§ **Work to be completed**
Return all lines that include the string "الملقب".

§ **Record set**

◆ ◆ ◆

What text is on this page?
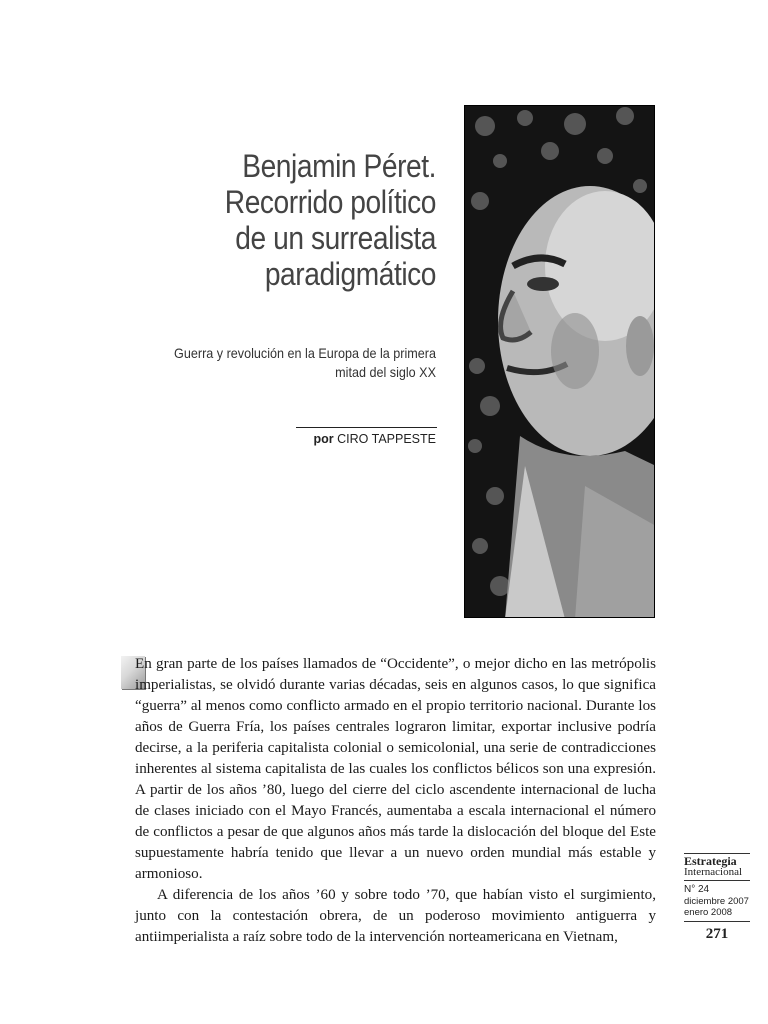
Benjamin Péret.
Recorrido político
de un surrealista
paradigmático
Guerra y revolución en la Europa de la primera
mitad del siglo XX
por CIRO TAPPESTE

En gran parte de los países llamados de “Occidente”, o mejor dicho en las metrópolis imperialistas, se olvidó durante varias décadas, seis en algunos casos, lo que significa “guerra” al menos como conflicto armado en el propio territorio nacional. Durante los años de Guerra Fría, los países centrales lograron limitar, exportar inclusive podría decirse, a la periferia capitalista colonial o semicolonial, una serie de contradicciones inherentes al sistema capitalista de las cuales los conflictos bélicos son una expresión. A partir de los años ’80, luego del cierre del ciclo ascendente internacional de lucha de clases iniciado con el Mayo Francés, aumentaba a escala internacional el número de conflictos a pesar de que algunos años más tarde la dislocación del bloque del Este supuestamente habría tenido que llevar a un nuevo orden mundial más estable y armonioso.

A diferencia de los años ’60 y sobre todo ’70, que habían visto el surgimiento, junto con la contestación obrera, de un poderoso movimiento antiguerra y antiimperialista a raíz sobre todo de la intervención norteamericana en Vietnam,

Estrategia
Internacional
N° 24
diciembre 2007
enero 2008
271
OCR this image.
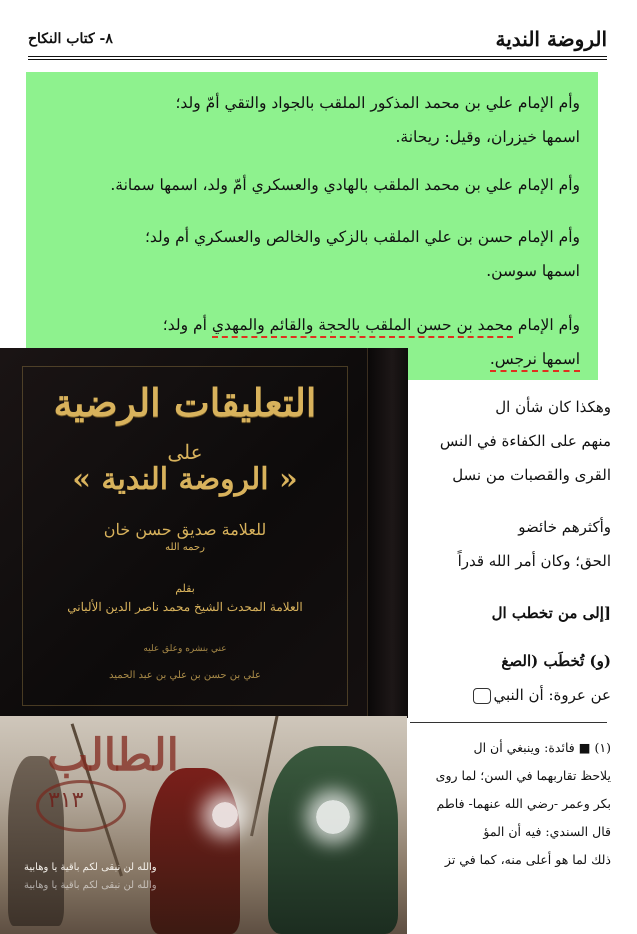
الروضة الندية
٨- كتاب النكاح
وأم الإمام علي بن محمد المذكور الملقب بالجواد والتقي أمّ ولد؛
اسمها خيزران، وقيل: ريحانة.
وأم الإمام علي بن محمد الملقب بالهادي والعسكري أمّ ولد، اسمها سمانة.
وأم الإمام حسن بن علي الملقب بالزكي والخالص والعسكري أم ولد؛
اسمها سوسن.
وأم الإمام محمد بن حسن الملقب بالحجة والقائم والمهدي أم ولد؛
اسمها نرجس.
وهكذا كان شأن ال
منهم على الكفاءة في النس
القرى والقصبات من نسل
وأكثرهم خائضو
الحق؛ وكان أمر الله قدراً
[إلى من تخطب ال
(و) تُخطَب (الصغ
عن عروة: أن النبي
(١) ■ فائدة: وينبغي أن ال
يلاحظ تقاربهما في السن؛ لما روى
بكر وعمر -رضي الله عنهما- فاطم
قال السندي: فيه أن المؤ
ذلك لما هو أعلى منه، كما في تز
التعليقات الرضية
على
« الروضة الندية »
للعلامة صديق حسن خان
رحمه الله
بقلم
العلامة المحدث الشيخ محمد ناصر الدين الألباني
عني بنشره وعلق عليه
علي بن حسن بن علي بن عبد الحميد
الطالب
٣١٣
والله لن نبقى لكم باقية يا وهابية
والله لن نبقى لكم باقية يا وهابية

◆ ◆ ◆

§ **Written response**
وأم الإمام علي بن محمد المذكور الملقب بالجواد والتقي أمّ ولد؛
وأم الإمام علي بن محمد الملقب بالهادي والعسكري أمّ ولد، اسمها سمانة.
وأم الإمام حسن بن علي الملقب بالزكي والخالص والعسكري أم ولد؛
وأم الإمام محمد بن حسن الملقب بالحجة والقائم والمهدي أم ولد؛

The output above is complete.